Exercise instructions: Each line below must be set down exactly; omit any image you find.

[Items from a data source]
--- begin ---
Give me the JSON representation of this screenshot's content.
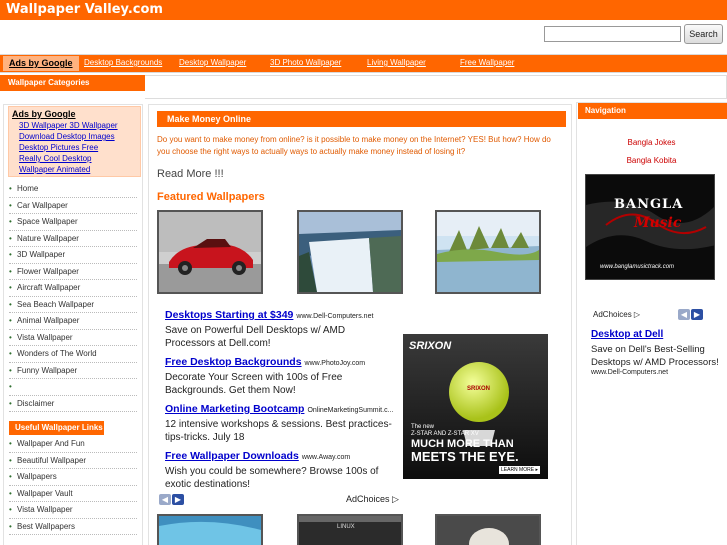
{
  "site": {
    "title": "Wallpaper Valley.com"
  },
  "search": {
    "value": "",
    "button_label": "Search"
  },
  "nav": {
    "ads_label": "Ads by Google",
    "links": [
      "Desktop Backgrounds",
      "Desktop Wallpaper",
      "3D Photo Wallpaper",
      "Living Wallpaper",
      "Free Wallpaper"
    ]
  },
  "sidebar": {
    "categories_title": "Wallpaper Categories",
    "ads_title": "Ads by Google",
    "ad_links": [
      "3D Wallpaper 3D Wallpaper",
      "Download Desktop Images",
      "Desktop Pictures Free",
      "Really Cool Desktop",
      "Wallpaper Animated"
    ],
    "items": [
      "Home",
      "Car Wallpaper",
      "Space Wallpaper",
      "Nature Wallpaper",
      "3D Wallpaper",
      "Flower Wallpaper",
      "Aircraft Wallpaper",
      "Sea Beach Wallpaper",
      "Animal Wallpaper",
      "Vista Wallpaper",
      "Wonders of The World",
      "Funny Wallpaper",
      "",
      "Disclaimer"
    ],
    "useful_title": "Useful Wallpaper Links",
    "useful_items": [
      "Wallpaper And Fun",
      "Beautiful Wallpaper",
      "Wallpapers",
      "Wallpaper Vault",
      "Vista Wallpaper",
      "Best Wallpapers"
    ],
    "bullet": "•"
  },
  "main": {
    "header": "Make Money Online",
    "intro": "Do you want to make money from online? is it possible to make money on the Internet? YES! But how? How do you choose the right ways to actually ways to actually make money instead of losing it?",
    "read_more": "Read More !!!",
    "featured_title": "Featured Wallpapers",
    "ads": [
      {
        "title": "Desktops Starting at $349",
        "url": "www.Dell-Computers.net",
        "desc": "Save on Powerful Dell Desktops w/ AMD Processors at Dell.com!"
      },
      {
        "title": "Free Desktop Backgrounds",
        "url": "www.PhotoJoy.com",
        "desc": "Decorate Your Screen with 100s of Free Backgrounds. Get them Now!"
      },
      {
        "title": "Online Marketing Bootcamp",
        "url": "OnlineMarketingSummit.c...",
        "desc": "12 intensive workshops & sessions. Best practices-tips-tricks. July 18"
      },
      {
        "title": "Free Wallpaper Downloads",
        "url": "www.Away.com",
        "desc": "Wish you could be somewhere? Browse 100s of exotic destinations!"
      }
    ],
    "adchoices": "AdChoices",
    "arrow_left": "◀",
    "arrow_right": "▶",
    "srixon": {
      "brand": "SRIXON",
      "ball_text": "SRIXON",
      "line1": "The new",
      "line2": "Z-STAR AND Z-STAR XV",
      "line3": "MUCH MORE THAN",
      "line4": "MEETS THE EYE.",
      "learn_more": "LEARN MORE ▸"
    },
    "thumb_label": "LINUX"
  },
  "right": {
    "nav_title": "Navigation",
    "links": [
      "Bangla Jokes",
      "Bangla Kobita"
    ],
    "banner": {
      "title": "BANGLA",
      "subtitle": "Music",
      "url": "www.banglamusictrack.com"
    },
    "adchoices": "AdChoices",
    "ad": {
      "title": "Desktop at Dell",
      "desc": "Save on Dell's Best-Selling Desktops w/ AMD Processors!",
      "url": "www.Dell-Computers.net"
    }
  },
  "colors": {
    "accent": "#ff6600",
    "link": "#0000cc",
    "nav_link": "#cc0000"
  }
}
--- end ---
Right answer:
Give me the JSON representation of this screenshot's content.
{
  "site": {
    "title": "Wallpaper Valley.com"
  },
  "search": {
    "value": "",
    "button_label": "Search"
  },
  "nav": {
    "ads_label": "Ads by Google",
    "links": [
      "Desktop Backgrounds",
      "Desktop Wallpaper",
      "3D Photo Wallpaper",
      "Living Wallpaper",
      "Free Wallpaper"
    ]
  },
  "sidebar": {
    "categories_title": "Wallpaper Categories",
    "ads_title": "Ads by Google",
    "ad_links": [
      "3D Wallpaper 3D Wallpaper",
      "Download Desktop Images",
      "Desktop Pictures Free",
      "Really Cool Desktop",
      "Wallpaper Animated"
    ],
    "items": [
      "Home",
      "Car Wallpaper",
      "Space Wallpaper",
      "Nature Wallpaper",
      "3D Wallpaper",
      "Flower Wallpaper",
      "Aircraft Wallpaper",
      "Sea Beach Wallpaper",
      "Animal Wallpaper",
      "Vista Wallpaper",
      "Wonders of The World",
      "Funny Wallpaper",
      "",
      "Disclaimer"
    ],
    "useful_title": "Useful Wallpaper Links",
    "useful_items": [
      "Wallpaper And Fun",
      "Beautiful Wallpaper",
      "Wallpapers",
      "Wallpaper Vault",
      "Vista Wallpaper",
      "Best Wallpapers"
    ],
    "bullet": "•"
  },
  "main": {
    "header": "Make Money Online",
    "intro": "Do you want to make money from online? is it possible to make money on the Internet? YES! But how? How do you choose the right ways to actually ways to actually make money instead of losing it?",
    "read_more": "Read More !!!",
    "featured_title": "Featured Wallpapers",
    "ads": [
      {
        "title": "Desktops Starting at $349",
        "url": "www.Dell-Computers.net",
        "desc": "Save on Powerful Dell Desktops w/ AMD Processors at Dell.com!"
      },
      {
        "title": "Free Desktop Backgrounds",
        "url": "www.PhotoJoy.com",
        "desc": "Decorate Your Screen with 100s of Free Backgrounds. Get them Now!"
      },
      {
        "title": "Online Marketing Bootcamp",
        "url": "OnlineMarketingSummit.c...",
        "desc": "12 intensive workshops & sessions. Best practices-tips-tricks. July 18"
      },
      {
        "title": "Free Wallpaper Downloads",
        "url": "www.Away.com",
        "desc": "Wish you could be somewhere? Browse 100s of exotic destinations!"
      }
    ],
    "adchoices": "AdChoices",
    "arrow_left": "◀",
    "arrow_right": "▶",
    "srixon": {
      "brand": "SRIXON",
      "ball_text": "SRIXON",
      "line1": "The new",
      "line2": "Z-STAR AND Z-STAR XV",
      "line3": "MUCH MORE THAN",
      "line4": "MEETS THE EYE.",
      "learn_more": "LEARN MORE ▸"
    },
    "thumb_label": "LINUX"
  },
  "right": {
    "nav_title": "Navigation",
    "links": [
      "Bangla Jokes",
      "Bangla Kobita"
    ],
    "banner": {
      "title": "BANGLA",
      "subtitle": "Music",
      "url": "www.banglamusictrack.com"
    },
    "adchoices": "AdChoices",
    "ad": {
      "title": "Desktop at Dell",
      "desc": "Save on Dell's Best-Selling Desktops w/ AMD Processors!",
      "url": "www.Dell-Computers.net"
    }
  },
  "colors": {
    "accent": "#ff6600",
    "link": "#0000cc",
    "nav_link": "#cc0000"
  }
}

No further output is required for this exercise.